Exercise objective: Look for the word "text" in the entries below, then copy every line that has it.

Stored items
## BEGIN

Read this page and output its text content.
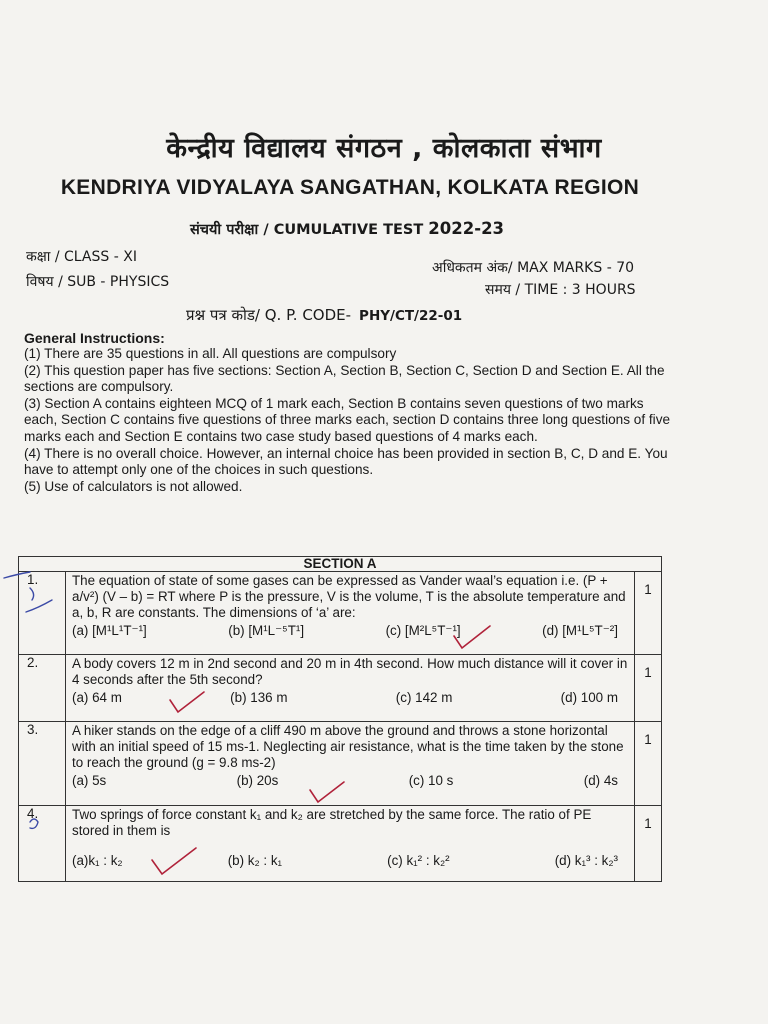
केन्द्रीय विद्यालय संगठन , कोलकाता संभाग
KENDRIYA VIDYALAYA SANGATHAN, KOLKATA REGION
संचयी परीक्षा / CUMULATIVE TEST 2022-23
कक्षा / CLASS - XI
विषय / SUB - PHYSICS
अधिकतम अंक/ MAX MARKS - 70
समय / TIME : 3 HOURS
प्रश्न पत्र कोड/ Q. P. CODE- PHY/CT/22-01
General Instructions:

(1) There are 35 questions in all. All questions are compulsory

(2) This question paper has five sections: Section A, Section B, Section C, Section D and Section E. All the sections are compulsory.

(3) Section A contains eighteen MCQ of 1 mark each, Section B contains seven questions of two marks each, Section C contains five questions of three marks each, section D contains three long questions of five marks each and Section E contains two case study based questions of 4 marks each.

(4) There is no overall choice. However, an internal choice has been provided in section B, C, D and E. You have to attempt only one of the choices in such questions.

(5) Use of calculators is not allowed.

SECTION A		
1.	The equation of state of some gases can be expressed as Vander waal’s equation i.e. (P + a/v²) (V – b) = RT where P is the pressure, V is the volume, T is the absolute temperature and a, b, R are constants. The dimensions of ‘a’ are:
(a) [M¹L¹T⁻¹] (b) [M¹L⁻⁵T¹] (c) [M²L⁵T⁻¹] (d) [M¹L⁵T⁻²]	1
2.	A body covers 12 m in 2nd second and 20 m in 4th second. How much distance will it cover in 4 seconds after the 5th second?
(a) 64 m (b) 136 m (c) 142 m (d) 100 m	1
3.	A hiker stands on the edge of a cliff 490 m above the ground and throws a stone horizontal with an initial speed of 15 ms-1. Neglecting air resistance, what is the time taken by the stone to reach the ground (g = 9.8 ms-2)
(a) 5s (b) 20s (c) 10 s (d) 4s	1
4.	Two springs of force constant k₁ and k₂ are stretched by the same force. The ratio of PE stored in them is
(a)k₁ : k₂ (b) k₂ : k₁ (c) k₁² : k₂² (d) k₁³ : k₂³	1
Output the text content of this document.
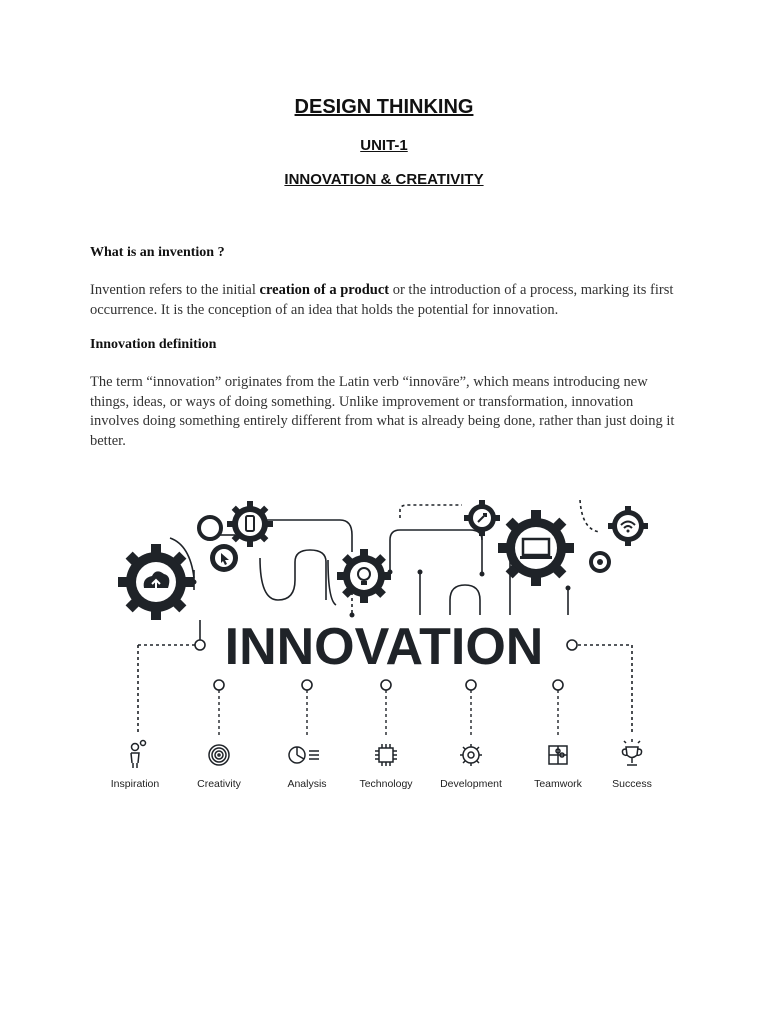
DESIGN THINKING
UNIT-1
INNOVATION & CREATIVITY
What is an invention ?

Invention refers to the initial creation of a product or the introduction of a process, marking its first occurrence. It is the conception of an idea that holds the potential for innovation.

Innovation definition

The term “innovation” originates from the Latin verb “innovāre”, which means introducing new things, ideas, or ways of doing something. Unlike improvement or transformation, innovation involves doing something entirely different from what is already being done, rather than just doing it better.

INNOVATION
Inspiration	Creativity	Analysis	Technology	Development	Teamwork	Success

## END

Response:
Read this page and output its text content.
Output the text content of this document.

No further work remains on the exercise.